Given task: Restate the listing below word for word, omitting any images.

** begin Information shown **

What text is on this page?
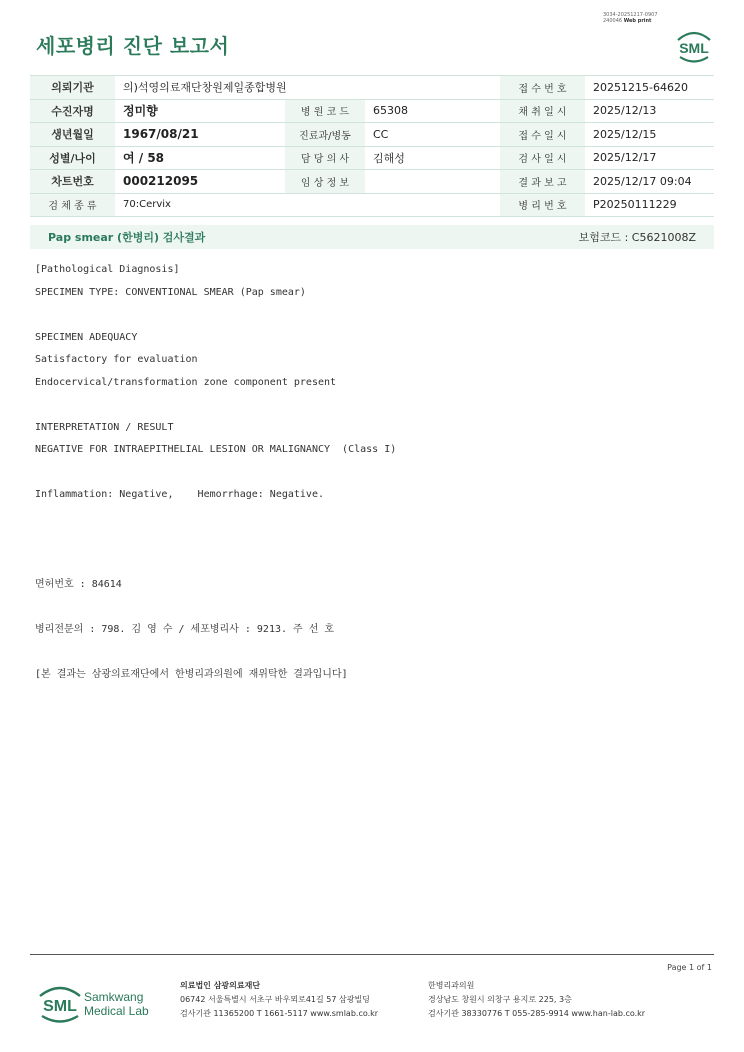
3034-20251217-0907
240046 Web print
세포병리 진단 보고서	SML
의뢰기관	의)석영의료재단창원제일종합병원			접 수 번 호	20251215-64620
수진자명	정미향	병 원 코 드	65308	채 취 일 시	2025/12/13
생년월일	1967/08/21	진료과/병동	CC	접 수 일 시	2025/12/15
성별/나이	여 / 58	담 당 의 사	김해성	검 사 일 시	2025/12/17
차트번호	000212095	임 상 정 보		결 과 보 고	2025/12/17 09:04
검 체 종 류	70:Cervix			병 리 번 호	P20250111229
Pap smear (한병리) 검사결과	보험코드 : C5621008Z
[Pathological Diagnosis]
SPECIMEN TYPE: CONVENTIONAL SMEAR (Pap smear)

SPECIMEN ADEQUACY
Satisfactory for evaluation
Endocervical/transformation zone component present

INTERPRETATION / RESULT
NEGATIVE FOR INTRAEPITHELIAL LESION OR MALIGNANCY  (Class I)

Inflammation: Negative,    Hemorrhage: Negative.

면허번호 : 84614

병리전문의 : 798. 김 영 수 / 세포병리사 : 9213. 주 선 호

[본 결과는 삼광의료재단에서 한병리과의원에 재위탁한 결과입니다]
Page 1 of 1
SML
Samkwang
Medical Lab
의료법인 삼광의료재단
06742 서울특별시 서초구 바우뫼로41길 57 삼광빌딩
검사기관 11365200 T 1661-5117 www.smlab.co.kr
한병리과의원
경상남도 창원시 의창구 용지로 225, 3층
검사기관 38330776 T 055-285-9914 www.han-lab.co.kr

** end Information shown **

Expected answer:
What text is on this page?
3034-20251217-0907
240046 Web print
세포병리 진단 보고서	SML
의뢰기관	의)석영의료재단창원제일종합병원			접 수 번 호	20251215-64620
수진자명	정미향	병 원 코 드	65308	채 취 일 시	2025/12/13
생년월일	1967/08/21	진료과/병동	CC	접 수 일 시	2025/12/15
성별/나이	여 / 58	담 당 의 사	김해성	검 사 일 시	2025/12/17
차트번호	000212095	임 상 정 보		결 과 보 고	2025/12/17 09:04
검 체 종 류	70:Cervix			병 리 번 호	P20250111229
Pap smear (한병리) 검사결과	보험코드 : C5621008Z
[Pathological Diagnosis]
SPECIMEN TYPE: CONVENTIONAL SMEAR (Pap smear)

SPECIMEN ADEQUACY
Satisfactory for evaluation
Endocervical/transformation zone component present

INTERPRETATION / RESULT
NEGATIVE FOR INTRAEPITHELIAL LESION OR MALIGNANCY  (Class I)

Inflammation: Negative,    Hemorrhage: Negative.

면허번호 : 84614

병리전문의 : 798. 김 영 수 / 세포병리사 : 9213. 주 선 호

[본 결과는 삼광의료재단에서 한병리과의원에 재위탁한 결과입니다]
Page 1 of 1
SML
Samkwang
Medical Lab
의료법인 삼광의료재단
06742 서울특별시 서초구 바우뫼로41길 57 삼광빌딩
검사기관 11365200 T 1661-5117 www.smlab.co.kr
한병리과의원
경상남도 창원시 의창구 용지로 225, 3층
검사기관 38330776 T 055-285-9914 www.han-lab.co.kr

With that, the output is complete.